/---

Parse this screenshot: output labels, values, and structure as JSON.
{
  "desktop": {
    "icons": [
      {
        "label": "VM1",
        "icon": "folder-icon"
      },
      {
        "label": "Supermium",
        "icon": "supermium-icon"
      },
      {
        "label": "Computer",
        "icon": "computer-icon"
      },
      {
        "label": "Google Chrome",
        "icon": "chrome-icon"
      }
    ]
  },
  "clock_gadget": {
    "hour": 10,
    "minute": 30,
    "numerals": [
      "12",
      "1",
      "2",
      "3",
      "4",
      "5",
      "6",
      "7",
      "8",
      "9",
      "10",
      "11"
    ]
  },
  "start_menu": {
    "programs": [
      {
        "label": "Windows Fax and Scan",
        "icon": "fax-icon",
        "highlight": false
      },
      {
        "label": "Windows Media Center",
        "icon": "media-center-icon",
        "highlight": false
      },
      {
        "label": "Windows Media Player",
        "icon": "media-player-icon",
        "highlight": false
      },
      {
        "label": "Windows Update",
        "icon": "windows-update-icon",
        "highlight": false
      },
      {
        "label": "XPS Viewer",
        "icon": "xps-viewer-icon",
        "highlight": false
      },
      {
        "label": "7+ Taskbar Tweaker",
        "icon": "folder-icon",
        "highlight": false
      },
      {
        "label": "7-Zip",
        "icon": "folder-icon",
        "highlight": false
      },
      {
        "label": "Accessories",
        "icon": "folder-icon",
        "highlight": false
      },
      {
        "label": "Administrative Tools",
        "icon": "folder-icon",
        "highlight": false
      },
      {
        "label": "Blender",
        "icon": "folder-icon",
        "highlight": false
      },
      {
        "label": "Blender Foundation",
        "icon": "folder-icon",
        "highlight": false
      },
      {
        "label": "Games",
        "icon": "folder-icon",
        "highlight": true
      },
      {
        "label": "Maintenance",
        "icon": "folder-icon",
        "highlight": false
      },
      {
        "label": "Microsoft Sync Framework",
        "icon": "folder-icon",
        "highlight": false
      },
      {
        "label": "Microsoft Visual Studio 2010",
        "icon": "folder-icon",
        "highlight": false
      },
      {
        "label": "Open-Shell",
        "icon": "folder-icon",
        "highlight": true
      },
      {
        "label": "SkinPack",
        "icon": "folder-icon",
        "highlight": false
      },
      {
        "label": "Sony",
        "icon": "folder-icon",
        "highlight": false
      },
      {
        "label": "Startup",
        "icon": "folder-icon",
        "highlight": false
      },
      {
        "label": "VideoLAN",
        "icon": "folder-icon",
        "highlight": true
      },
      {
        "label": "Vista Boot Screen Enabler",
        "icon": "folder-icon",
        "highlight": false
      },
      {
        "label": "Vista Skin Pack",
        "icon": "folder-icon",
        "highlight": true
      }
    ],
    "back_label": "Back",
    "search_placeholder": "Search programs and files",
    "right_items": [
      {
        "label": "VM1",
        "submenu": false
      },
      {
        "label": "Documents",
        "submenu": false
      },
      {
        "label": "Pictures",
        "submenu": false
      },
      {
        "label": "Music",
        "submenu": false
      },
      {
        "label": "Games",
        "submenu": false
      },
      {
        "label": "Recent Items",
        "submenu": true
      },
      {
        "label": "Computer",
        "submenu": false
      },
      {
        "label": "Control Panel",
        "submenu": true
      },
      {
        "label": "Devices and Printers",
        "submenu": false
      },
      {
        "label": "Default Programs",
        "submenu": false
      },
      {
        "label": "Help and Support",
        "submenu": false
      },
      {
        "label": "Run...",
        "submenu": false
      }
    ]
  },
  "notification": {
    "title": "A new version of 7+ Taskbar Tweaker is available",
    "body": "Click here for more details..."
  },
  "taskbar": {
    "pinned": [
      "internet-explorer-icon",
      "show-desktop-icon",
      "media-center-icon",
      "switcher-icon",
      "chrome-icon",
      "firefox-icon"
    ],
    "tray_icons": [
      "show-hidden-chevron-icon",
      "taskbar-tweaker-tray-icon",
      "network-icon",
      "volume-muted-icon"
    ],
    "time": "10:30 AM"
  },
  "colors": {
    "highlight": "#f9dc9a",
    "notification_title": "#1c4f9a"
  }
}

\---

■ **What the exercise asks**: Transcribe the material above in its entirety. Match it exactly.

■ **Written response**:
Parse this screenshot: output labels, values, and structure as JSON.
{
  "desktop": {
    "icons": [
      {
        "label": "VM1",
        "icon": "folder-icon"
      },
      {
        "label": "Supermium",
        "icon": "supermium-icon"
      },
      {
        "label": "Computer",
        "icon": "computer-icon"
      },
      {
        "label": "Google Chrome",
        "icon": "chrome-icon"
      }
    ]
  },
  "clock_gadget": {
    "hour": 10,
    "minute": 30,
    "numerals": [
      "12",
      "1",
      "2",
      "3",
      "4",
      "5",
      "6",
      "7",
      "8",
      "9",
      "10",
      "11"
    ]
  },
  "start_menu": {
    "programs": [
      {
        "label": "Windows Fax and Scan",
        "icon": "fax-icon",
        "highlight": false
      },
      {
        "label": "Windows Media Center",
        "icon": "media-center-icon",
        "highlight": false
      },
      {
        "label": "Windows Media Player",
        "icon": "media-player-icon",
        "highlight": false
      },
      {
        "label": "Windows Update",
        "icon": "windows-update-icon",
        "highlight": false
      },
      {
        "label": "XPS Viewer",
        "icon": "xps-viewer-icon",
        "highlight": false
      },
      {
        "label": "7+ Taskbar Tweaker",
        "icon": "folder-icon",
        "highlight": false
      },
      {
        "label": "7-Zip",
        "icon": "folder-icon",
        "highlight": false
      },
      {
        "label": "Accessories",
        "icon": "folder-icon",
        "highlight": false
      },
      {
        "label": "Administrative Tools",
        "icon": "folder-icon",
        "highlight": false
      },
      {
        "label": "Blender",
        "icon": "folder-icon",
        "highlight": false
      },
      {
        "label": "Blender Foundation",
        "icon": "folder-icon",
        "highlight": false
      },
      {
        "label": "Games",
        "icon": "folder-icon",
        "highlight": true
      },
      {
        "label": "Maintenance",
        "icon": "folder-icon",
        "highlight": false
      },
      {
        "label": "Microsoft Sync Framework",
        "icon": "folder-icon",
        "highlight": false
      },
      {
        "label": "Microsoft Visual Studio 2010",
        "icon": "folder-icon",
        "highlight": false
      },
      {
        "label": "Open-Shell",
        "icon": "folder-icon",
        "highlight": true
      },
      {
        "label": "SkinPack",
        "icon": "folder-icon",
        "highlight": false
      },
      {
        "label": "Sony",
        "icon": "folder-icon",
        "highlight": false
      },
      {
        "label": "Startup",
        "icon": "folder-icon",
        "highlight": false
      },
      {
        "label": "VideoLAN",
        "icon": "folder-icon",
        "highlight": true
      },
      {
        "label": "Vista Boot Screen Enabler",
        "icon": "folder-icon",
        "highlight": false
      },
      {
        "label": "Vista Skin Pack",
        "icon": "folder-icon",
        "highlight": true
      }
    ],
    "back_label": "Back",
    "search_placeholder": "Search programs and files",
    "right_items": [
      {
        "label": "VM1",
        "submenu": false
      },
      {
        "label": "Documents",
        "submenu": false
      },
      {
        "label": "Pictures",
        "submenu": false
      },
      {
        "label": "Music",
        "submenu": false
      },
      {
        "label": "Games",
        "submenu": false
      },
      {
        "label": "Recent Items",
        "submenu": true
      },
      {
        "label": "Computer",
        "submenu": false
      },
      {
        "label": "Control Panel",
        "submenu": true
      },
      {
        "label": "Devices and Printers",
        "submenu": false
      },
      {
        "label": "Default Programs",
        "submenu": false
      },
      {
        "label": "Help and Support",
        "submenu": false
      },
      {
        "label": "Run...",
        "submenu": false
      }
    ]
  },
  "notification": {
    "title": "A new version of 7+ Taskbar Tweaker is available",
    "body": "Click here for more details..."
  },
  "taskbar": {
    "pinned": [
      "internet-explorer-icon",
      "show-desktop-icon",
      "media-center-icon",
      "switcher-icon",
      "chrome-icon",
      "firefox-icon"
    ],
    "tray_icons": [
      "show-hidden-chevron-icon",
      "taskbar-tweaker-tray-icon",
      "network-icon",
      "volume-muted-icon"
    ],
    "time": "10:30 AM"
  },
  "colors": {
    "highlight": "#f9dc9a",
    "notification_title": "#1c4f9a"
  }
}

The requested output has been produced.